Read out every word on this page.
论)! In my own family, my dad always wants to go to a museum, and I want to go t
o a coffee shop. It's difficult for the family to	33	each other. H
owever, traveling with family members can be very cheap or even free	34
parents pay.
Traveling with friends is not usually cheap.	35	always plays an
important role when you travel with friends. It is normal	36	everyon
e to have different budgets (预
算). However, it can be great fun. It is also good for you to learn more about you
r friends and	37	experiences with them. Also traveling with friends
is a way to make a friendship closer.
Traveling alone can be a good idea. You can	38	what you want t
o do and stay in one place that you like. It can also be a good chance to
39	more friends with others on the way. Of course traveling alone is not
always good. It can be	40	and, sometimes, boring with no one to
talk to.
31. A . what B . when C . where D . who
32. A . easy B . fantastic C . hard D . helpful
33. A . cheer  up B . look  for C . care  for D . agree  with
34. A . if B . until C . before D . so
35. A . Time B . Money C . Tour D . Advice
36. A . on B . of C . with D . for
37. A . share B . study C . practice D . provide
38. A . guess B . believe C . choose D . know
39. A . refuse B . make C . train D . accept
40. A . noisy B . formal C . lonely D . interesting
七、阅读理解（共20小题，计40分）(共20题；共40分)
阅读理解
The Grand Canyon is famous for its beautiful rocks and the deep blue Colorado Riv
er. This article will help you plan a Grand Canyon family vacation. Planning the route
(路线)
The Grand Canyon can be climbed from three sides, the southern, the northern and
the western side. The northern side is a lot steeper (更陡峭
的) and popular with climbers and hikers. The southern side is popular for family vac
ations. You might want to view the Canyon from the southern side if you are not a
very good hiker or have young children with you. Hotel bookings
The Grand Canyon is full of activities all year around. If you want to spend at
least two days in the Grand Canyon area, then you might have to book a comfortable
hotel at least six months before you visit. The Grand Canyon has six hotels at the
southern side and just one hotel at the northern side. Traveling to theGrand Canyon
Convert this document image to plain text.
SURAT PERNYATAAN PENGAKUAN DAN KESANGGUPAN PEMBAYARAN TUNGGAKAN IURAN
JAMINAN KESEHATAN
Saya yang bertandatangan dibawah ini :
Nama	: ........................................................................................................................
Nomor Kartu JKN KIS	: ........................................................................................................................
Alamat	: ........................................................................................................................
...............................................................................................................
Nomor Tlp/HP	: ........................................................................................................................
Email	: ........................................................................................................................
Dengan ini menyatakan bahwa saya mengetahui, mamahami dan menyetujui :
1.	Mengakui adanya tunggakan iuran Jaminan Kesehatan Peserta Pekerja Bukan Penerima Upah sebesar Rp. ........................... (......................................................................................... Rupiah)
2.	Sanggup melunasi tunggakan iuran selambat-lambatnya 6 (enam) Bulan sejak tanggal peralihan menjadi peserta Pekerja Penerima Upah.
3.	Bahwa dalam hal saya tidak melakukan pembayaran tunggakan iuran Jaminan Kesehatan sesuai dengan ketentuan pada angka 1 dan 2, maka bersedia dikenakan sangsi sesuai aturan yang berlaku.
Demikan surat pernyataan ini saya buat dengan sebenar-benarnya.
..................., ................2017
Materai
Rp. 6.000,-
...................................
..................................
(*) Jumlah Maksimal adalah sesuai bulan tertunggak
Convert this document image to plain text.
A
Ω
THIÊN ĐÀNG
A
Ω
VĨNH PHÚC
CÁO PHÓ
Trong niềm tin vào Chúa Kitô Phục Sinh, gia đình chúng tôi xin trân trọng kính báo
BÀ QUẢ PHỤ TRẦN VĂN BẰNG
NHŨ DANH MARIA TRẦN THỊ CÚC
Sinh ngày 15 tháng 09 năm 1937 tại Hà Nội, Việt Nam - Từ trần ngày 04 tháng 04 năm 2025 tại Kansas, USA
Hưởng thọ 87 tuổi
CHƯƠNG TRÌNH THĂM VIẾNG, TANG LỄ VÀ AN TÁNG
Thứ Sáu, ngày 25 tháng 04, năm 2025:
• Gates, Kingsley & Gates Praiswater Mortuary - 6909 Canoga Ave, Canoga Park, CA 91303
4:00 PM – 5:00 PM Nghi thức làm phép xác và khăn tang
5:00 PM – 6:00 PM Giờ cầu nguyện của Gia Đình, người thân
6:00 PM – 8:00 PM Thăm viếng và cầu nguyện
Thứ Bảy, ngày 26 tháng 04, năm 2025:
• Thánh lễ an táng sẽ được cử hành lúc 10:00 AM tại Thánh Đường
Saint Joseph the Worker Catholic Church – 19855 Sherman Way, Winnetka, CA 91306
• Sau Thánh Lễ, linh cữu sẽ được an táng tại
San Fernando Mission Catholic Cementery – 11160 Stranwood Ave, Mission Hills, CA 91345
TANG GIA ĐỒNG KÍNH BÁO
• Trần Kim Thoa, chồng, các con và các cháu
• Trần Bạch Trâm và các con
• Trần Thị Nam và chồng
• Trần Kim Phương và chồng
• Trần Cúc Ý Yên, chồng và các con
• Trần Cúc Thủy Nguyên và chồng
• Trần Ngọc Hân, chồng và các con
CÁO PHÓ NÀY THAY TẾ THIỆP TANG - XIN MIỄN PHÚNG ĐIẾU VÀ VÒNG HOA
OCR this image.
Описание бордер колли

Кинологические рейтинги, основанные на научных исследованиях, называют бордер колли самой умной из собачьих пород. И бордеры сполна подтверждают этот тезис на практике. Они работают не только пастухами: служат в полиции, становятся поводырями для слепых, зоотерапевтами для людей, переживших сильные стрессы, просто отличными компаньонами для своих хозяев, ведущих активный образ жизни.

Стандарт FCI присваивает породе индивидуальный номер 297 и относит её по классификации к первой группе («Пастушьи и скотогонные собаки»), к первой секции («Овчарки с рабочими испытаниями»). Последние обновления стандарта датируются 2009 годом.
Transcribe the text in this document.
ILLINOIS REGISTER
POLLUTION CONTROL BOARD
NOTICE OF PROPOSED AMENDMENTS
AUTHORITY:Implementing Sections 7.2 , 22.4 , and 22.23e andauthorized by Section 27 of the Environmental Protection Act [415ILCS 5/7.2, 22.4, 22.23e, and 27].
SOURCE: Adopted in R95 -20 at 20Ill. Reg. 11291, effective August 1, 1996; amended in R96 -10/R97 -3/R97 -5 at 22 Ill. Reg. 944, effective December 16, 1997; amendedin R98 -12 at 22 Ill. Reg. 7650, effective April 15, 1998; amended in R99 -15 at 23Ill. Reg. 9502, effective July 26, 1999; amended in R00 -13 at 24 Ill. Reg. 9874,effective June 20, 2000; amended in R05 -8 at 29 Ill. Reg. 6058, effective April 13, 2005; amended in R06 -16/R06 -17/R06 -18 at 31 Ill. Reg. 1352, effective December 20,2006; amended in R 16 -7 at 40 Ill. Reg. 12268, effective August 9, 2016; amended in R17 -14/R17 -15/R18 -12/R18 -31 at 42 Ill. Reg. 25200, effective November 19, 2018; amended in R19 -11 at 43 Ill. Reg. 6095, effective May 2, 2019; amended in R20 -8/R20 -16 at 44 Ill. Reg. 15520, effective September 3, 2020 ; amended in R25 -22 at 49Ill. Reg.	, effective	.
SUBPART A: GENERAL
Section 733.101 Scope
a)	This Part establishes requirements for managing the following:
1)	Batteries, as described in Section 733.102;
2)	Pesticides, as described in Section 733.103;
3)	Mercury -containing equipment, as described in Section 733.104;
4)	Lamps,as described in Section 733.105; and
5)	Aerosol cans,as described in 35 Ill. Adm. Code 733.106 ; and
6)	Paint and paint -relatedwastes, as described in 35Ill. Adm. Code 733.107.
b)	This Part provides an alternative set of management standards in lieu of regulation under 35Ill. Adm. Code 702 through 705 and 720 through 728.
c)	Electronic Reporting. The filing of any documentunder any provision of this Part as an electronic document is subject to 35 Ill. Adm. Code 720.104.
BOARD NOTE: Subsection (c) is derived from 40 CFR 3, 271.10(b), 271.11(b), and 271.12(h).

+++++

### Short problem
Identify the lines in the entries that hold "tháng" and return each one.

### Result of this exercise
Sinh ngày 15 tháng 09 năm 1937 tại Hà Nội, Việt Nam - Từ trần ngày 04 tháng 04 năm 2025 tại Kansas, USA
Thứ Sáu, ngày 25 tháng 04, năm 2025:
Thứ Bảy, ngày 26 tháng 04, năm 2025:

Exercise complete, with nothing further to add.